**YOUR TASK:**
Extract, unchanged, the rows from the first one up to and including the row that contains "aeh-te-box bbox=[1163, 245, 2036, 463]".

**INFORMATION GIVEN:**
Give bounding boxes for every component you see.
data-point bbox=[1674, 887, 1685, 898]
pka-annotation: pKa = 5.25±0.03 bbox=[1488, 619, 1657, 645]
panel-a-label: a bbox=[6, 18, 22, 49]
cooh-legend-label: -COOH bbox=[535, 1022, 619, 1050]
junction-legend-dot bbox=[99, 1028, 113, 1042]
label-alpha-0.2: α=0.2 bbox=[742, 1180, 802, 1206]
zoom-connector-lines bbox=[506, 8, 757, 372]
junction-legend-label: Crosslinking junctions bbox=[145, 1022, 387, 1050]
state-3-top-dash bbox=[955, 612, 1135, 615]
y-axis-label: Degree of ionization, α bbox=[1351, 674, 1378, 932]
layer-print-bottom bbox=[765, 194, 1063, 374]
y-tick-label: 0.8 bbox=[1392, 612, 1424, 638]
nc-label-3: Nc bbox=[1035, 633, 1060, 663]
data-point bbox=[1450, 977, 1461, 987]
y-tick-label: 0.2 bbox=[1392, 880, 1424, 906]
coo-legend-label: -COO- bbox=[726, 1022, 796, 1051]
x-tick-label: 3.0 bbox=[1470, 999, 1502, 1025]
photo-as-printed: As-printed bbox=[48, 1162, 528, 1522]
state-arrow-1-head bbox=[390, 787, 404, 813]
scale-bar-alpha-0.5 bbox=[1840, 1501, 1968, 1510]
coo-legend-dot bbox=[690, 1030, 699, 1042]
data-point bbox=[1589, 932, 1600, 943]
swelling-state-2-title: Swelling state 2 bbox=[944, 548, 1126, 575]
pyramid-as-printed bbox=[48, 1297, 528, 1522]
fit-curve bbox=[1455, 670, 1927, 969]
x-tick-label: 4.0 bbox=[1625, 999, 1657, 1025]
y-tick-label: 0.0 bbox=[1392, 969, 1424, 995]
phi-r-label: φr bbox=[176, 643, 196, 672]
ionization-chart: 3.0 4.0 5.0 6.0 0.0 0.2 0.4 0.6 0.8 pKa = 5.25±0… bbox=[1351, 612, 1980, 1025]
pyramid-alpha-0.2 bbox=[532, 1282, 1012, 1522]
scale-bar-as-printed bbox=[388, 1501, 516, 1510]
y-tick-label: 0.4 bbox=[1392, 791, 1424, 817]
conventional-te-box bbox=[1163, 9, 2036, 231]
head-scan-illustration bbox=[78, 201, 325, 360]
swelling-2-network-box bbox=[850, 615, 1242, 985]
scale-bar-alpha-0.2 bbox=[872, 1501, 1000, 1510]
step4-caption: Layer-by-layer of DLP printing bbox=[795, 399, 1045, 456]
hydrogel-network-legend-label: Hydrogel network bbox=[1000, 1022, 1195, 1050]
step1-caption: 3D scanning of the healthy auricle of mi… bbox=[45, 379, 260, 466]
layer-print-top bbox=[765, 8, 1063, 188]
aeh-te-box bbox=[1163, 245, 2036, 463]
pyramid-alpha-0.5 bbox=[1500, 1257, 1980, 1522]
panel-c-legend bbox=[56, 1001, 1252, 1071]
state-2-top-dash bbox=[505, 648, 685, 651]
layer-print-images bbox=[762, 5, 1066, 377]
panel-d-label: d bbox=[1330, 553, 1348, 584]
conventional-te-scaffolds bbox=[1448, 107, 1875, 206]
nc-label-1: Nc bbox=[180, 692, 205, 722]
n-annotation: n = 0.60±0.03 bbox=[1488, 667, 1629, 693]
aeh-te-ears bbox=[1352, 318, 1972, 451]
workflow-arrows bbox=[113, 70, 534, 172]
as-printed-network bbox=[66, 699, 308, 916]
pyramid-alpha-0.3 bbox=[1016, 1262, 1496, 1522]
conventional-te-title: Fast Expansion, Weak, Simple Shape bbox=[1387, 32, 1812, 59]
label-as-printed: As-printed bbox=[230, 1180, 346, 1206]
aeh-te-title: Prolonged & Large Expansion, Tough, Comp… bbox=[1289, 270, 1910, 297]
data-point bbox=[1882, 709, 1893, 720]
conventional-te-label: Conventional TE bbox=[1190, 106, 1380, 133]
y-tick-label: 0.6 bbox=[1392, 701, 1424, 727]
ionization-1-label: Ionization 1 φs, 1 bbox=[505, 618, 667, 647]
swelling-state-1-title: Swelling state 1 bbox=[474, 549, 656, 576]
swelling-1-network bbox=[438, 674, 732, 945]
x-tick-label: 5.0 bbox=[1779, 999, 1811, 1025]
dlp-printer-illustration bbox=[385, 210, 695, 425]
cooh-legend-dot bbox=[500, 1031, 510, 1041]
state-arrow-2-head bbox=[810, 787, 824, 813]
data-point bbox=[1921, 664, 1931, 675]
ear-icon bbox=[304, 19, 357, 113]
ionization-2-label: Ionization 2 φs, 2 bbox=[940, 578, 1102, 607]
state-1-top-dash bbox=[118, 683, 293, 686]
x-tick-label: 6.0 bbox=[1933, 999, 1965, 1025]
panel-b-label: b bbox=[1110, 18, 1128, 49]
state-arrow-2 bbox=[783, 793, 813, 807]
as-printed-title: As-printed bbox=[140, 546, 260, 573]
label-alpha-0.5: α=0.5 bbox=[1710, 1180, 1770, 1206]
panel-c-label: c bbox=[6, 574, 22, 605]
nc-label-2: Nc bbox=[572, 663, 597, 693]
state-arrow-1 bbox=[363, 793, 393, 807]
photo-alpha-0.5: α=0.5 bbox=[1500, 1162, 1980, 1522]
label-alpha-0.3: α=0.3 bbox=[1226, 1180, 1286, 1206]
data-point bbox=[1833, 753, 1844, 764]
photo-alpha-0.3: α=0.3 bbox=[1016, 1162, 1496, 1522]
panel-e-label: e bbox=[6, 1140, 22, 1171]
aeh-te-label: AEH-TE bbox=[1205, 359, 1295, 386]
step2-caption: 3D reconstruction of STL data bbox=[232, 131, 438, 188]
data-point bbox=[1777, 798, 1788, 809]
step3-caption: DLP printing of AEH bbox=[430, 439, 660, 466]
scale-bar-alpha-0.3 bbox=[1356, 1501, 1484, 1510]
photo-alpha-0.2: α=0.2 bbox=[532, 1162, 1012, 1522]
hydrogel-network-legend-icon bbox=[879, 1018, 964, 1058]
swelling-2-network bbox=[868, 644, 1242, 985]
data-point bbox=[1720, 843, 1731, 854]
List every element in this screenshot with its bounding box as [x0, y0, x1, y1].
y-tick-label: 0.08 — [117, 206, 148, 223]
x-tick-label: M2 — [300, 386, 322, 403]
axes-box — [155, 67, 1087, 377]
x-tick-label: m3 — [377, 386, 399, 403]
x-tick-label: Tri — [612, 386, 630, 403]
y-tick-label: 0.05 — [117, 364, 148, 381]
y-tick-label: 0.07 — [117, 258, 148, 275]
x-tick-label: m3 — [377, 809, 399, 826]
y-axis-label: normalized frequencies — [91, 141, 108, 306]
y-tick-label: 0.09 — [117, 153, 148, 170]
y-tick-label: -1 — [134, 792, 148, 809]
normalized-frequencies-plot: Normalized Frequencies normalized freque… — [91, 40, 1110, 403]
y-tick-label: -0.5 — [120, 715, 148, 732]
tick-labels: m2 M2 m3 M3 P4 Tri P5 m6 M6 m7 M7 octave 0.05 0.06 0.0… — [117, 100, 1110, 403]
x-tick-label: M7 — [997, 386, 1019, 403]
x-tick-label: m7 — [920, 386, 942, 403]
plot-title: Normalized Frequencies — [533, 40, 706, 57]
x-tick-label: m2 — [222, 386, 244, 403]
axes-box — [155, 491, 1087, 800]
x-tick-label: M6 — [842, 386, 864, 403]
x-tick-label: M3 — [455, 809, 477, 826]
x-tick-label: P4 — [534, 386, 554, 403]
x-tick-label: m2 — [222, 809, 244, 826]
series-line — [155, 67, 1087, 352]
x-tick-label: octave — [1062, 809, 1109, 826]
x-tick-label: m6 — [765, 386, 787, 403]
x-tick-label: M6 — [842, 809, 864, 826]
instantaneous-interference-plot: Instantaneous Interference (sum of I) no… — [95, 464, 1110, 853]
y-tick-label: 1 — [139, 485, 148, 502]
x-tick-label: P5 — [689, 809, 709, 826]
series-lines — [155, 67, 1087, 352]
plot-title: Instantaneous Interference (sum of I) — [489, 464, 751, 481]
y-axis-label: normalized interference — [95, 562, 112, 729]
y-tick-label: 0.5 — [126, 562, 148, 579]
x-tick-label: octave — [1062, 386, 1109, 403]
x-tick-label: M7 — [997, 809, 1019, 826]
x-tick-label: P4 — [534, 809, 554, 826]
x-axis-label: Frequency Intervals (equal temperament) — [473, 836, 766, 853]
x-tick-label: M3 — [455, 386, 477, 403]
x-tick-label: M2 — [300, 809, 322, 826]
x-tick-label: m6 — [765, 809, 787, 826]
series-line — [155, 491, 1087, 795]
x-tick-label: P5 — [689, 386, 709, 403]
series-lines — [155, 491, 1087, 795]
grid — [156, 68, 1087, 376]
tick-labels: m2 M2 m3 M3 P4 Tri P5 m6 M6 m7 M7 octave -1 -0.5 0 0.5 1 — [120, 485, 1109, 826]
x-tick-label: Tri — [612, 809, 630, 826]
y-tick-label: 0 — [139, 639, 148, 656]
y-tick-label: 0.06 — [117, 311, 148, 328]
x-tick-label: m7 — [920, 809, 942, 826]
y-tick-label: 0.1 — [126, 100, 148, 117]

**RESPONSE FOR THIS EXERCISE:**
Give bounding boxes for every component you see.
data-point bbox=[1674, 887, 1685, 898]
pka-annotation: pKa = 5.25±0.03 bbox=[1488, 619, 1657, 645]
panel-a-label: a bbox=[6, 18, 22, 49]
cooh-legend-label: -COOH bbox=[535, 1022, 619, 1050]
junction-legend-dot bbox=[99, 1028, 113, 1042]
label-alpha-0.2: α=0.2 bbox=[742, 1180, 802, 1206]
zoom-connector-lines bbox=[506, 8, 757, 372]
junction-legend-label: Crosslinking junctions bbox=[145, 1022, 387, 1050]
state-3-top-dash bbox=[955, 612, 1135, 615]
y-axis-label: Degree of ionization, α bbox=[1351, 674, 1378, 932]
layer-print-bottom bbox=[765, 194, 1063, 374]
y-tick-label: 0.8 bbox=[1392, 612, 1424, 638]
nc-label-3: Nc bbox=[1035, 633, 1060, 663]
data-point bbox=[1450, 977, 1461, 987]
y-tick-label: 0.2 bbox=[1392, 880, 1424, 906]
coo-legend-label: -COO- bbox=[726, 1022, 796, 1051]
x-tick-label: 3.0 bbox=[1470, 999, 1502, 1025]
photo-as-printed: As-printed bbox=[48, 1162, 528, 1522]
state-arrow-1-head bbox=[390, 787, 404, 813]
scale-bar-alpha-0.5 bbox=[1840, 1501, 1968, 1510]
coo-legend-dot bbox=[690, 1030, 699, 1042]
data-point bbox=[1589, 932, 1600, 943]
swelling-state-2-title: Swelling state 2 bbox=[944, 548, 1126, 575]
pyramid-as-printed bbox=[48, 1297, 528, 1522]
fit-curve bbox=[1455, 670, 1927, 969]
x-tick-label: 4.0 bbox=[1625, 999, 1657, 1025]
y-tick-label: 0.0 bbox=[1392, 969, 1424, 995]
phi-r-label: φr bbox=[176, 643, 196, 672]
ionization-chart: 3.0 4.0 5.0 6.0 0.0 0.2 0.4 0.6 0.8 pKa = 5.25±0… bbox=[1351, 612, 1980, 1025]
pyramid-alpha-0.2 bbox=[532, 1282, 1012, 1522]
scale-bar-as-printed bbox=[388, 1501, 516, 1510]
y-tick-label: 0.4 bbox=[1392, 791, 1424, 817]
conventional-te-box bbox=[1163, 9, 2036, 231]
head-scan-illustration bbox=[78, 201, 325, 360]
swelling-2-network-box bbox=[850, 615, 1242, 985]
scale-bar-alpha-0.2 bbox=[872, 1501, 1000, 1510]
step4-caption: Layer-by-layer of DLP printing bbox=[795, 399, 1045, 456]
hydrogel-network-legend-label: Hydrogel network bbox=[1000, 1022, 1195, 1050]
step1-caption: 3D scanning of the healthy auricle of mi… bbox=[45, 379, 260, 466]
layer-print-top bbox=[765, 8, 1063, 188]
aeh-te-box bbox=[1163, 245, 2036, 463]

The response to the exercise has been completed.